* **Given task**
Filter these entries, keeping only lines that hold the word "Accuracy".

Items listed in a dataset
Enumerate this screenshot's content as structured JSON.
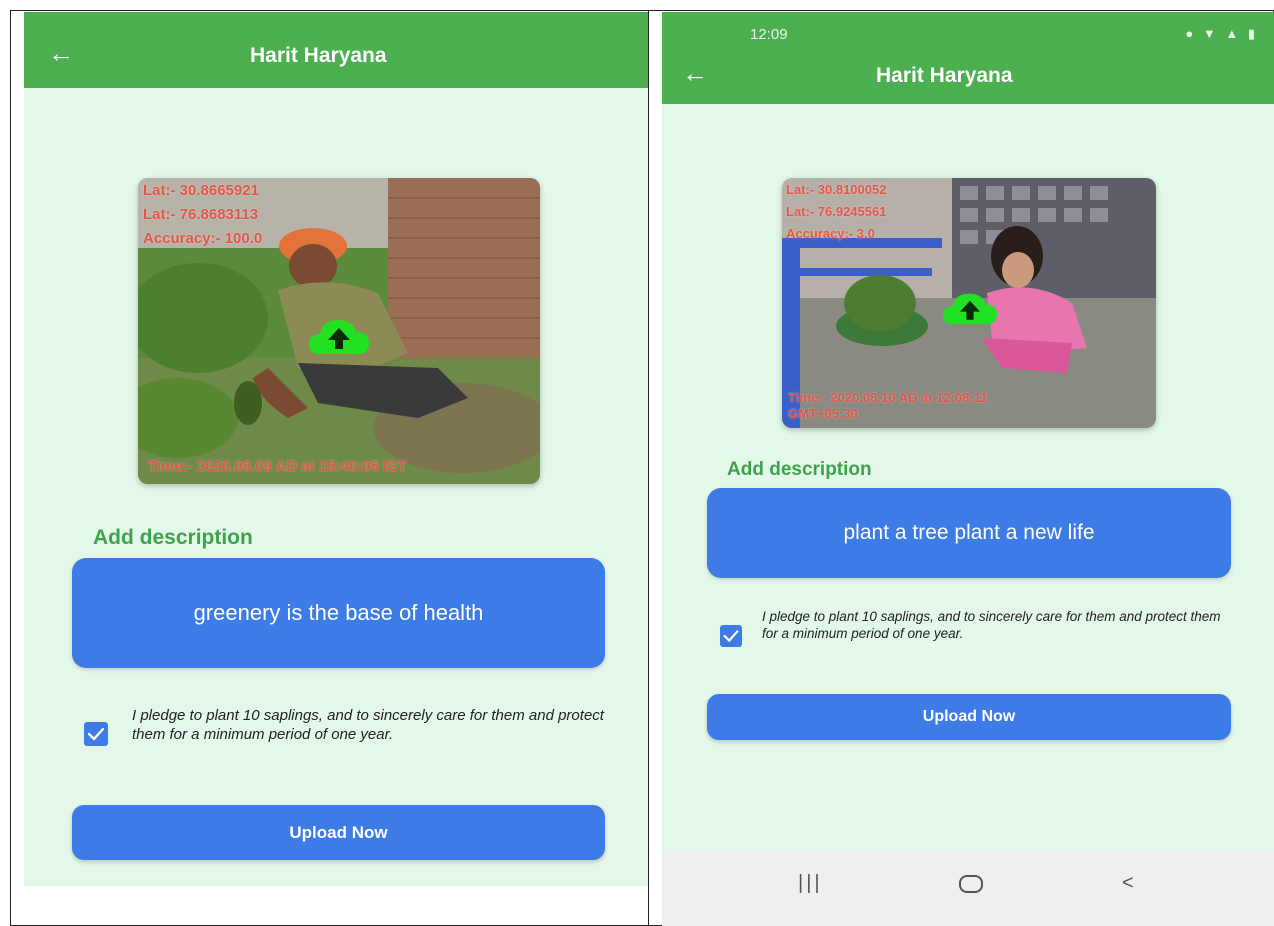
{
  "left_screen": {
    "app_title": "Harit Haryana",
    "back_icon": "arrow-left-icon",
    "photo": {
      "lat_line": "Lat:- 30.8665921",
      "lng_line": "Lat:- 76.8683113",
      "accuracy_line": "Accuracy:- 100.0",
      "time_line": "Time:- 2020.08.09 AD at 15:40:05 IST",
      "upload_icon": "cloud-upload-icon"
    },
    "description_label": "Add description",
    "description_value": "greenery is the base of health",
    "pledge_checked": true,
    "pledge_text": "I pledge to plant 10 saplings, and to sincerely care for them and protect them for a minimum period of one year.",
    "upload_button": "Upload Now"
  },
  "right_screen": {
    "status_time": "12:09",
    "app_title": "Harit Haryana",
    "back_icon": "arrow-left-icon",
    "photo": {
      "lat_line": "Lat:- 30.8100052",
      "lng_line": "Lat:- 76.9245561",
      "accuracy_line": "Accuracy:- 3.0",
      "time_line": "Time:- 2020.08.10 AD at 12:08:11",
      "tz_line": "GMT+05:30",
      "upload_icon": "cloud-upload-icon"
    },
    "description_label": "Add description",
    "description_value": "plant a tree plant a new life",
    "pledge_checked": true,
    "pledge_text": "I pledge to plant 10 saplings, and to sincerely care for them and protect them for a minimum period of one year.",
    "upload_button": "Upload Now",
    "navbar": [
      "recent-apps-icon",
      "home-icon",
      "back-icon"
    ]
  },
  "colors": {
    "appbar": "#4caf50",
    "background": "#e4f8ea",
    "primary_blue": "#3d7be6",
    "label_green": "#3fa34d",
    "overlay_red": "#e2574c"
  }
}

--

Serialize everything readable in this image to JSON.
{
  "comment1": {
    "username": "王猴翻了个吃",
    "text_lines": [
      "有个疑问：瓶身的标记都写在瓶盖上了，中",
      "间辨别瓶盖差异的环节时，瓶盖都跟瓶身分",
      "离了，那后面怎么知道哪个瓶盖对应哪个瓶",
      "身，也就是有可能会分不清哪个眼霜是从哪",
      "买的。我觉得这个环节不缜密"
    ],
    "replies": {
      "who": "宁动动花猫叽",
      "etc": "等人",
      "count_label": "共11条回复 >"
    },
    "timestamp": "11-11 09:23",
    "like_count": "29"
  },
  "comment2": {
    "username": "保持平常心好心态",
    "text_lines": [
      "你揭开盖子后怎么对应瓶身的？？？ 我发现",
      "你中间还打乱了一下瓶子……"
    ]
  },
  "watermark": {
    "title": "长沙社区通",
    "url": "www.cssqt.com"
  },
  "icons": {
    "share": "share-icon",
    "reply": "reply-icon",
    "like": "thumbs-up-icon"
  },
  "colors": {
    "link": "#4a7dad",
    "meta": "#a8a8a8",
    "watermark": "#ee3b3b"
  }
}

* **Complete answer**
      "accuracy_line": "Accuracy:- 100.0",
      "accuracy_line": "Accuracy:- 3.0",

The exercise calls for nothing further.